> **TASK TO CARRY OUT**: Could you repeat the records below exactly, leaving out any pictures?

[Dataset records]
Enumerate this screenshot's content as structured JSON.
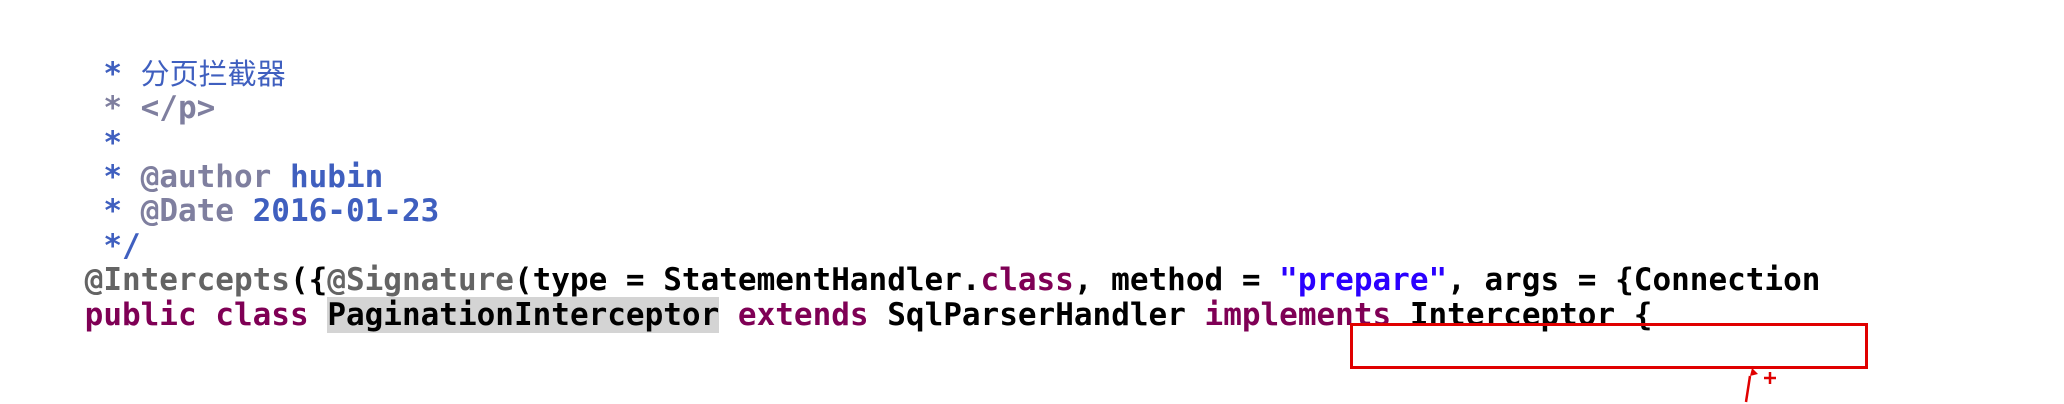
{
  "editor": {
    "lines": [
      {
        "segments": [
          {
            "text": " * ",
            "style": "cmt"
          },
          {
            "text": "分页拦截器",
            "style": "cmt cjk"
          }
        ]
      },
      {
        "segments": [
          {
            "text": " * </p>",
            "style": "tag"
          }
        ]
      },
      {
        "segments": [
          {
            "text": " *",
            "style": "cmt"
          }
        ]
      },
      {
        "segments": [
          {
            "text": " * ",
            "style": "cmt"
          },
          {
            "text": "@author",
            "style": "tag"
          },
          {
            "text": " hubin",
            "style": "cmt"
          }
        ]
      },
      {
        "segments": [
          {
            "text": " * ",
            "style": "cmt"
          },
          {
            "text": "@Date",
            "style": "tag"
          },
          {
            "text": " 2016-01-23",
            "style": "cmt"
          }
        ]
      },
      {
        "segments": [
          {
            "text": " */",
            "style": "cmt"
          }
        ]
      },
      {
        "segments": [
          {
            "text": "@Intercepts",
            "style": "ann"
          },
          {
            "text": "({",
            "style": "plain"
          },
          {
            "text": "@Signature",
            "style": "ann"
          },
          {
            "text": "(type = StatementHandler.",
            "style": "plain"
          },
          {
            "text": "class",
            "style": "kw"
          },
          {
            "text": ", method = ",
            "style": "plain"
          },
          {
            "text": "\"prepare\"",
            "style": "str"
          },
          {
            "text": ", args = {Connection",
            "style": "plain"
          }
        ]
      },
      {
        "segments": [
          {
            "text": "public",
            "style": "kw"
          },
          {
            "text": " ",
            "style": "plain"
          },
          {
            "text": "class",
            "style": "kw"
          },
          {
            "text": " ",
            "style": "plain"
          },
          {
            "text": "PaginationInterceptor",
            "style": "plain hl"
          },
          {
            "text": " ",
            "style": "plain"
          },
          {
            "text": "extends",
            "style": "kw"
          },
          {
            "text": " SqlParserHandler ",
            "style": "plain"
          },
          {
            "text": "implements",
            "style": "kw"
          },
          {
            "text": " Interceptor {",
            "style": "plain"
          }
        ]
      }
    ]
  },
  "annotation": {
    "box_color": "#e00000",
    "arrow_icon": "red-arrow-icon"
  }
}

> **EXERCISE ANSWER**:
Enumerate this screenshot's content as structured JSON.
{
  "editor": {
    "lines": [
      {
        "segments": [
          {
            "text": " * ",
            "style": "cmt"
          },
          {
            "text": "分页拦截器",
            "style": "cmt cjk"
          }
        ]
      },
      {
        "segments": [
          {
            "text": " * </p>",
            "style": "tag"
          }
        ]
      },
      {
        "segments": [
          {
            "text": " *",
            "style": "cmt"
          }
        ]
      },
      {
        "segments": [
          {
            "text": " * ",
            "style": "cmt"
          },
          {
            "text": "@author",
            "style": "tag"
          },
          {
            "text": " hubin",
            "style": "cmt"
          }
        ]
      },
      {
        "segments": [
          {
            "text": " * ",
            "style": "cmt"
          },
          {
            "text": "@Date",
            "style": "tag"
          },
          {
            "text": " 2016-01-23",
            "style": "cmt"
          }
        ]
      },
      {
        "segments": [
          {
            "text": " */",
            "style": "cmt"
          }
        ]
      },
      {
        "segments": [
          {
            "text": "@Intercepts",
            "style": "ann"
          },
          {
            "text": "({",
            "style": "plain"
          },
          {
            "text": "@Signature",
            "style": "ann"
          },
          {
            "text": "(type = StatementHandler.",
            "style": "plain"
          },
          {
            "text": "class",
            "style": "kw"
          },
          {
            "text": ", method = ",
            "style": "plain"
          },
          {
            "text": "\"prepare\"",
            "style": "str"
          },
          {
            "text": ", args = {Connection",
            "style": "plain"
          }
        ]
      },
      {
        "segments": [
          {
            "text": "public",
            "style": "kw"
          },
          {
            "text": " ",
            "style": "plain"
          },
          {
            "text": "class",
            "style": "kw"
          },
          {
            "text": " ",
            "style": "plain"
          },
          {
            "text": "PaginationInterceptor",
            "style": "plain hl"
          },
          {
            "text": " ",
            "style": "plain"
          },
          {
            "text": "extends",
            "style": "kw"
          },
          {
            "text": " SqlParserHandler ",
            "style": "plain"
          },
          {
            "text": "implements",
            "style": "kw"
          },
          {
            "text": " Interceptor {",
            "style": "plain"
          }
        ]
      }
    ]
  },
  "annotation": {
    "box_color": "#e00000",
    "arrow_icon": "red-arrow-icon"
  }
}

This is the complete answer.